##### MATERIAL SUPPLIED

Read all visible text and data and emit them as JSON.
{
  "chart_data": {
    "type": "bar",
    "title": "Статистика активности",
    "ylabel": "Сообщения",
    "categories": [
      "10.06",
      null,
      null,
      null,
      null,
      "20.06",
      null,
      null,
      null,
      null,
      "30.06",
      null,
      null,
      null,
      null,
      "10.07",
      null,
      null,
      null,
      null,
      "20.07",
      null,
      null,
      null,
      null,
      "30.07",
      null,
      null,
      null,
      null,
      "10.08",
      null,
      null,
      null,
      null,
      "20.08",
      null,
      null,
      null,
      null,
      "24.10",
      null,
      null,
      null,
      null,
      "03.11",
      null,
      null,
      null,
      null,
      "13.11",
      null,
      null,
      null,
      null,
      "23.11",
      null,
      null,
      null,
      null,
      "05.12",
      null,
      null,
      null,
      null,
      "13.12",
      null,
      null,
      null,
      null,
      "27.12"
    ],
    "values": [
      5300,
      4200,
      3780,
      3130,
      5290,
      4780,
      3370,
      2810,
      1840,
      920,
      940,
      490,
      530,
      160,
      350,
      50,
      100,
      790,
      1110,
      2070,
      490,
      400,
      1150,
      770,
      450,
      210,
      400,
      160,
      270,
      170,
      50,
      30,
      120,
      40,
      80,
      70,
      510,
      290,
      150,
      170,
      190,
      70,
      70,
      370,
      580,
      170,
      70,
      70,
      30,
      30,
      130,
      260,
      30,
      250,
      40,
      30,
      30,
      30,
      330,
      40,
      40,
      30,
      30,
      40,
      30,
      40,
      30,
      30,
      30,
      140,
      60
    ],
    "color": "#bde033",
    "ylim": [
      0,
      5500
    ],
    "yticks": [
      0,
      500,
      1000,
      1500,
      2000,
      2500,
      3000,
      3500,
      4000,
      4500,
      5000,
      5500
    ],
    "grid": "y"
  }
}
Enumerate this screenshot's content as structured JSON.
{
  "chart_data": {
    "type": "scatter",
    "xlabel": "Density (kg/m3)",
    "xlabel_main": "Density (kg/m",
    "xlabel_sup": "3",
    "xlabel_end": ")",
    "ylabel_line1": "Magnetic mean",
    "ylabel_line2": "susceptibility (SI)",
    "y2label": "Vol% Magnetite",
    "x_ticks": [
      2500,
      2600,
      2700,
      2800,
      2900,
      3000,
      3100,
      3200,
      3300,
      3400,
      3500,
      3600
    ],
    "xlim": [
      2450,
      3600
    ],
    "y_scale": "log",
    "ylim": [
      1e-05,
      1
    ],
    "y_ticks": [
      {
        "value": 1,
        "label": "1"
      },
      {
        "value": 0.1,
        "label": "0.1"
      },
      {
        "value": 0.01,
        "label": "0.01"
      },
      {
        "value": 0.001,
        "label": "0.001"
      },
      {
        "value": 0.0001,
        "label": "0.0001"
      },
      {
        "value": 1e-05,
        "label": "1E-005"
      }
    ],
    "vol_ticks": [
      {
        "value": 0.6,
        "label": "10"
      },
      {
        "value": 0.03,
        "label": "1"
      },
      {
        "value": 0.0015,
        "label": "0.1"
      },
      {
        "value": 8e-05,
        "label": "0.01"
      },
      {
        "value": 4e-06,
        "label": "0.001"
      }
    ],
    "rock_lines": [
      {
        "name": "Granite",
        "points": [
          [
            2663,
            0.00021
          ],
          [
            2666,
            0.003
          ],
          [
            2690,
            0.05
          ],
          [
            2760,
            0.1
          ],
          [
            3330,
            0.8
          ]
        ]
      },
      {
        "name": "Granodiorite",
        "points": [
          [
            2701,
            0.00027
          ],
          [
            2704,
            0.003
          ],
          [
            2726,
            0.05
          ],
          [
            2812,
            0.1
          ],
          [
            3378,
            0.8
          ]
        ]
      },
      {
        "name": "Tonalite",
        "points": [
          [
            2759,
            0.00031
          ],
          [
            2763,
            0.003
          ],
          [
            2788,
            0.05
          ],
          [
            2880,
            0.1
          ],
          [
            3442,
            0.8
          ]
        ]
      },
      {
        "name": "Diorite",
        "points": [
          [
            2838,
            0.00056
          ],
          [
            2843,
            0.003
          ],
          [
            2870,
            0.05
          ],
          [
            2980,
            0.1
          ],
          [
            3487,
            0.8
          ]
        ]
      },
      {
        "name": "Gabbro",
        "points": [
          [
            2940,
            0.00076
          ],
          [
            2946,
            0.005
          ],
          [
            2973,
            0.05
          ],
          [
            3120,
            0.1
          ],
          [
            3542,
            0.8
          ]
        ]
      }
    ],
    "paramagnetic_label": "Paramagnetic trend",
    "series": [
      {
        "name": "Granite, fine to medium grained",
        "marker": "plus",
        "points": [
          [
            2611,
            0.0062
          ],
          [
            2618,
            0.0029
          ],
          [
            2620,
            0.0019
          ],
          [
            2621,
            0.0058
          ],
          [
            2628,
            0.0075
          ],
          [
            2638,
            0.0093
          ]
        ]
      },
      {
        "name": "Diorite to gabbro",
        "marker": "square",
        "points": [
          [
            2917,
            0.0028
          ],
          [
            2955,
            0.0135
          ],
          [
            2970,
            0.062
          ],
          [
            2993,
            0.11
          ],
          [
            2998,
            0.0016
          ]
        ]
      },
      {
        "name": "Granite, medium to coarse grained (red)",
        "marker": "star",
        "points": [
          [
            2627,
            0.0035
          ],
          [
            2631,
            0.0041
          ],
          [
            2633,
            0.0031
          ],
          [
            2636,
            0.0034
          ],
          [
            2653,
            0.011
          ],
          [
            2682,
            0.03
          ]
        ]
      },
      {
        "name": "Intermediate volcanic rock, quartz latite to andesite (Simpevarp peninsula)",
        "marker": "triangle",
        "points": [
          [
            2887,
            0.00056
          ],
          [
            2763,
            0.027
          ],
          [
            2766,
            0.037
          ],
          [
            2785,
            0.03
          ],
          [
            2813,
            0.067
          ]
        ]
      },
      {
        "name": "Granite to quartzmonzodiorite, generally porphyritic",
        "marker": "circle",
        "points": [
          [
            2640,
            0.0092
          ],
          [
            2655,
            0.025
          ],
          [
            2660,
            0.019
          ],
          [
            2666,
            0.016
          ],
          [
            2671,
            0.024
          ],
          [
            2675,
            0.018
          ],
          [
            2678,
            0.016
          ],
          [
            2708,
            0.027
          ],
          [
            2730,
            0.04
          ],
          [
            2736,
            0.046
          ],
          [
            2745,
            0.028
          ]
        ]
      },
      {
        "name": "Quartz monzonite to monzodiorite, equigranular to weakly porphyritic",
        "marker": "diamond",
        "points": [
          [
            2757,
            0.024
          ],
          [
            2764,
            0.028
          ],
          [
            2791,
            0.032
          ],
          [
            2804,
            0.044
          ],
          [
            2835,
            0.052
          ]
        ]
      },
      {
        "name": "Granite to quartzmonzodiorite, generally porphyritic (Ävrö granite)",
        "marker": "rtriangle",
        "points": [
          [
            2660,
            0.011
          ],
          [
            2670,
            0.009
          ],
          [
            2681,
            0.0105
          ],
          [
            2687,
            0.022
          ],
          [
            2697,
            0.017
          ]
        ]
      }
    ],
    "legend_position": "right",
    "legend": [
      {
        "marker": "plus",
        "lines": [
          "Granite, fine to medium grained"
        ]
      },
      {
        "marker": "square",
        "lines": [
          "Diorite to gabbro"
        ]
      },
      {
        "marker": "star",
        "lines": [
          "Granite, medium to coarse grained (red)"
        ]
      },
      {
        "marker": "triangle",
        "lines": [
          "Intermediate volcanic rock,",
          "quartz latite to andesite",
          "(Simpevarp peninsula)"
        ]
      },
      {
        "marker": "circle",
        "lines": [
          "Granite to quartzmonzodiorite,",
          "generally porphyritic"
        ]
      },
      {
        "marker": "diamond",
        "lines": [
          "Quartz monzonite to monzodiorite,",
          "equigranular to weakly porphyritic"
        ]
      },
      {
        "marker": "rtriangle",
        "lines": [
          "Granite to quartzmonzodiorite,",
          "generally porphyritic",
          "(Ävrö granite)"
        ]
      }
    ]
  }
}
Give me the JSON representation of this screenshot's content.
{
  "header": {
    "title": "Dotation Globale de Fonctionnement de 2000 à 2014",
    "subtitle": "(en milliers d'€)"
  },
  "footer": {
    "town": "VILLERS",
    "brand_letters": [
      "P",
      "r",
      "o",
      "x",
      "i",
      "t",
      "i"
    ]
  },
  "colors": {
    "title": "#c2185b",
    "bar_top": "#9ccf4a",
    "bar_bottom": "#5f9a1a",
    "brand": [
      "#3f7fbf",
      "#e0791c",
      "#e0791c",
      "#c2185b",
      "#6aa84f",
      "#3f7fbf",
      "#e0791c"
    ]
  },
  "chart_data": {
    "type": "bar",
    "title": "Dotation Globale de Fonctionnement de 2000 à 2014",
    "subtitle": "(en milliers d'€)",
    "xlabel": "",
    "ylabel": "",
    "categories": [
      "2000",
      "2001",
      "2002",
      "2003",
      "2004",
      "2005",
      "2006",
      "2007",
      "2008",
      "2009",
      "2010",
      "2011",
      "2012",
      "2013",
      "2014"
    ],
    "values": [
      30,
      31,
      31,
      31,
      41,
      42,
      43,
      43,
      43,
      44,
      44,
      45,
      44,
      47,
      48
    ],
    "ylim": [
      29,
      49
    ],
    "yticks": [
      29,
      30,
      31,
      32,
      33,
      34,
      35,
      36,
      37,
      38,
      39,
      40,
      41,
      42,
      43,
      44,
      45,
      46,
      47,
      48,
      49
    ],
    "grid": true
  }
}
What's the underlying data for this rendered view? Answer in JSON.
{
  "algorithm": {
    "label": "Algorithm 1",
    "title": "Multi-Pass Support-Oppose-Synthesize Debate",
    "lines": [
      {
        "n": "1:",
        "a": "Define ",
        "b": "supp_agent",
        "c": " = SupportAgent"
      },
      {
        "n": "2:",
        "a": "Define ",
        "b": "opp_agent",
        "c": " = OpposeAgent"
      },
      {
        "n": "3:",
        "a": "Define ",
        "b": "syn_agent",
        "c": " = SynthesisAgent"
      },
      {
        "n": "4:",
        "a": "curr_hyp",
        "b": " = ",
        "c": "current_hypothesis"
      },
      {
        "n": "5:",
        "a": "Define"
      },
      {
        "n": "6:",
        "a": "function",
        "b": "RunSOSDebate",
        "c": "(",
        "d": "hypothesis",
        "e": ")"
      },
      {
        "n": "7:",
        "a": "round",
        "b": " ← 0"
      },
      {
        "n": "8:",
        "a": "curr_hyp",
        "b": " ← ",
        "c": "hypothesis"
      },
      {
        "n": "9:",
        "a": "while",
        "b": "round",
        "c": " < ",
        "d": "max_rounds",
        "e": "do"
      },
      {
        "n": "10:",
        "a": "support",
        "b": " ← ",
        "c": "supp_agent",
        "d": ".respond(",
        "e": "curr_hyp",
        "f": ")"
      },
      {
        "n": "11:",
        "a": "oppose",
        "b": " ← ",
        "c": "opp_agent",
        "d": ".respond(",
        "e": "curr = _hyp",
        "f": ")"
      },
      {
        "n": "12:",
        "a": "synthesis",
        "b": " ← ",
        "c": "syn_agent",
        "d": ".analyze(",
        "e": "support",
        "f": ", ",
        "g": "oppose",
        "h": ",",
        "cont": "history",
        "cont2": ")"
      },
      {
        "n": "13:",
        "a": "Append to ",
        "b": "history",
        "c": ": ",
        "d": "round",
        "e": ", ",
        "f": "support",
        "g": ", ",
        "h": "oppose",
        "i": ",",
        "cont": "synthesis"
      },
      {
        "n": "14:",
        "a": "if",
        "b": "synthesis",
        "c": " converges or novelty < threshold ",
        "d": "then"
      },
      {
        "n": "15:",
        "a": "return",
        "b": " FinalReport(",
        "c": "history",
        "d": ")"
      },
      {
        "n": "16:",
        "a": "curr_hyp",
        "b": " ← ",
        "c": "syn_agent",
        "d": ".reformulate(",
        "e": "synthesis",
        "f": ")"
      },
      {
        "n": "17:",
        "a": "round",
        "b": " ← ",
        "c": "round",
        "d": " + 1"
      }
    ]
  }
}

##########

**EXERCISE BRIEF:**
Report how many lines of the listing hold the string "andesite", giving only the number.

**RESULT BELOW:**
2